(Recorded data)
□ □ □ □ □ □ □

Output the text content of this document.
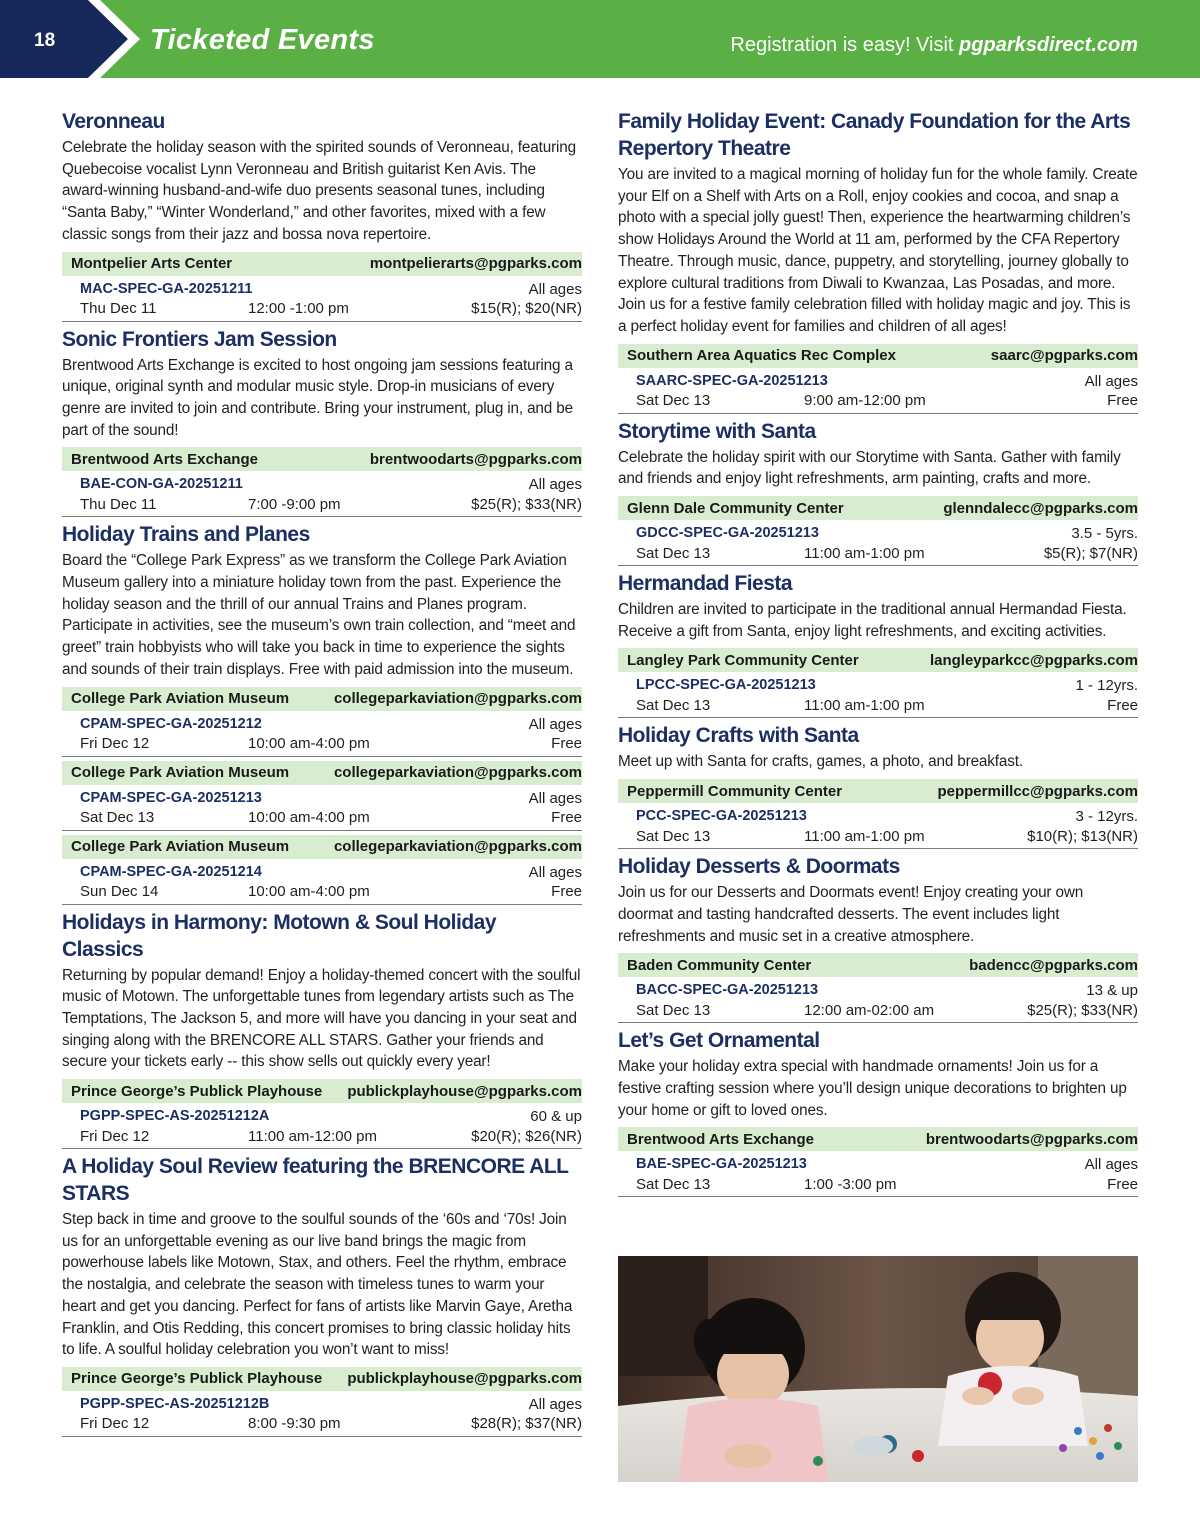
18	Ticketed Events	Registration is easy! Visit pgparksdirect.com
Veronneau
Celebrate the holiday season with the spirited sounds of Veronneau, featuring Quebecoise vocalist Lynn Veronneau and British guitarist Ken Avis. The award-winning husband-and-wife duo presents seasonal tunes, including “Santa Baby,” “Winter Wonderland,” and other favorites, mixed with a few classic songs from their jazz and bossa nova repertoire.
Montpelier Arts Center	montpelierarts@pgparks.com
MAC-SPEC-GA-20251211	All ages
Thu Dec 11	12:00 -1:00 pm	$15(R); $20(NR)
Sonic Frontiers Jam Session
Brentwood Arts Exchange is excited to host ongoing jam sessions featuring a unique, original synth and modular music style. Drop-in musicians of every genre are invited to join and contribute. Bring your instrument, plug in, and be part of the sound!
Brentwood Arts Exchange	brentwoodarts@pgparks.com
BAE-CON-GA-20251211	All ages
Thu Dec 11	7:00 -9:00 pm	$25(R); $33(NR)
Holiday Trains and Planes
Board the “College Park Express” as we transform the College Park Aviation Museum gallery into a miniature holiday town from the past. Experience the holiday season and the thrill of our annual Trains and Planes program. Participate in activities, see the museum’s own train collection, and “meet and greet” train hobbyists who will take you back in time to experience the sights and sounds of their train displays. Free with paid admission into the museum.
College Park Aviation Museum	collegeparkaviation@pgparks.com
CPAM-SPEC-GA-20251212	All ages
Fri Dec 12	10:00 am-4:00 pm	Free
College Park Aviation Museum	collegeparkaviation@pgparks.com
CPAM-SPEC-GA-20251213	All ages
Sat Dec 13	10:00 am-4:00 pm	Free
College Park Aviation Museum	collegeparkaviation@pgparks.com
CPAM-SPEC-GA-20251214	All ages
Sun Dec 14	10:00 am-4:00 pm	Free
Holidays in Harmony: Motown & Soul Holiday Classics
Returning by popular demand! Enjoy a holiday-themed concert with the soulful music of Motown. The unforgettable tunes from legendary artists such as The Temptations, The Jackson 5, and more will have you dancing in your seat and singing along with the BRENCORE ALL STARS. Gather your friends and secure your tickets early -- this show sells out quickly every year!
Prince George’s Publick Playhouse publickplayhouse@pgparks.com
PGPP-SPEC-AS-20251212A	60 & up
Fri Dec 12	11:00 am-12:00 pm	$20(R); $26(NR)
A Holiday Soul Review featuring the BRENCORE ALL STARS
Step back in time and groove to the soulful sounds of the ‘60s and ‘70s! Join us for an unforgettable evening as our live band brings the magic from powerhouse labels like Motown, Stax, and others. Feel the rhythm, embrace the nostalgia, and celebrate the season with timeless tunes to warm your heart and get you dancing. Perfect for fans of artists like Marvin Gaye, Aretha Franklin, and Otis Redding, this concert promises to bring classic holiday hits to life. A soulful holiday celebration you won’t want to miss!
Prince George’s Publick Playhouse publickplayhouse@pgparks.com
PGPP-SPEC-AS-20251212B	All ages
Fri Dec 12	8:00 -9:30 pm	$28(R); $37(NR)
Family Holiday Event: Canady Foundation for the Arts Repertory Theatre
You are invited to a magical morning of holiday fun for the whole family. Create your Elf on a Shelf with Arts on a Roll, enjoy cookies and cocoa, and snap a photo with a special jolly guest! Then, experience the heartwarming children’s show Holidays Around the World at 11 am, performed by the CFA Repertory Theatre. Through music, dance, puppetry, and storytelling, journey globally to explore cultural traditions from Diwali to Kwanzaa, Las Posadas, and more. Join us for a festive family celebration filled with holiday magic and joy. This is a perfect holiday event for families and children of all ages!
Southern Area Aquatics Rec Complex	saarc@pgparks.com
SAARC-SPEC-GA-20251213	All ages
Sat Dec 13	9:00 am-12:00 pm	Free
Storytime with Santa
Celebrate the holiday spirit with our Storytime with Santa. Gather with family and friends and enjoy light refreshments, arm painting, crafts and more.
Glenn Dale Community Center	glenndalecc@pgparks.com
GDCC-SPEC-GA-20251213	3.5 - 5yrs.
Sat Dec 13	11:00 am-1:00 pm	$5(R); $7(NR)
Hermandad Fiesta
Children are invited to participate in the traditional annual Hermandad Fiesta. Receive a gift from Santa, enjoy light refreshments, and exciting activities.
Langley Park Community Center	langleyparkcc@pgparks.com
LPCC-SPEC-GA-20251213	1 - 12yrs.
Sat Dec 13	11:00 am-1:00 pm	Free
Holiday Crafts with Santa
Meet up with Santa for crafts, games, a photo, and breakfast.
Peppermill Community Center	peppermillcc@pgparks.com
PCC-SPEC-GA-20251213	3 - 12yrs.
Sat Dec 13	11:00 am-1:00 pm	$10(R); $13(NR)
Holiday Desserts & Doormats
Join us for our Desserts and Doormats event! Enjoy creating your own doormat and tasting handcrafted desserts. The event includes light refreshments and music set in a creative atmosphere.
Baden Community Center	badencc@pgparks.com
BACC-SPEC-GA-20251213	13 & up
Sat Dec 13	12:00 am-02:00 am	$25(R); $33(NR)
Let’s Get Ornamental
Make your holiday extra special with handmade ornaments! Join us for a festive crafting session where you’ll design unique decorations to brighten up your home or gift to loved ones.
Brentwood Arts Exchange	brentwoodarts@pgparks.com
BAE-SPEC-GA-20251213	All ages
Sat Dec 13	1:00 -3:00 pm	Free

□ □ □ □ □ □ □

Required work: Reproduce each line from the records that contains the word "Holidays".

Answer to this task:
Holidays in Harmony: Motown & Soul Holiday Classics
You are invited to a magical morning of holiday fun for the whole family. Create your Elf on a Shelf with Arts on a Roll, enjoy cookies and cocoa, and snap a photo with a special jolly guest! Then, experience the heartwarming children’s show Holidays Around the World at 11 am, performed by the CFA Repertory Theatre. Through music, dance, puppetry, and storytelling, journey globally to explore cultural traditions from Diwali to Kwanzaa, Las Posadas, and more. Join us for a festive family celebration filled with holiday magic and joy. This is a perfect holiday event for families and children of all ages!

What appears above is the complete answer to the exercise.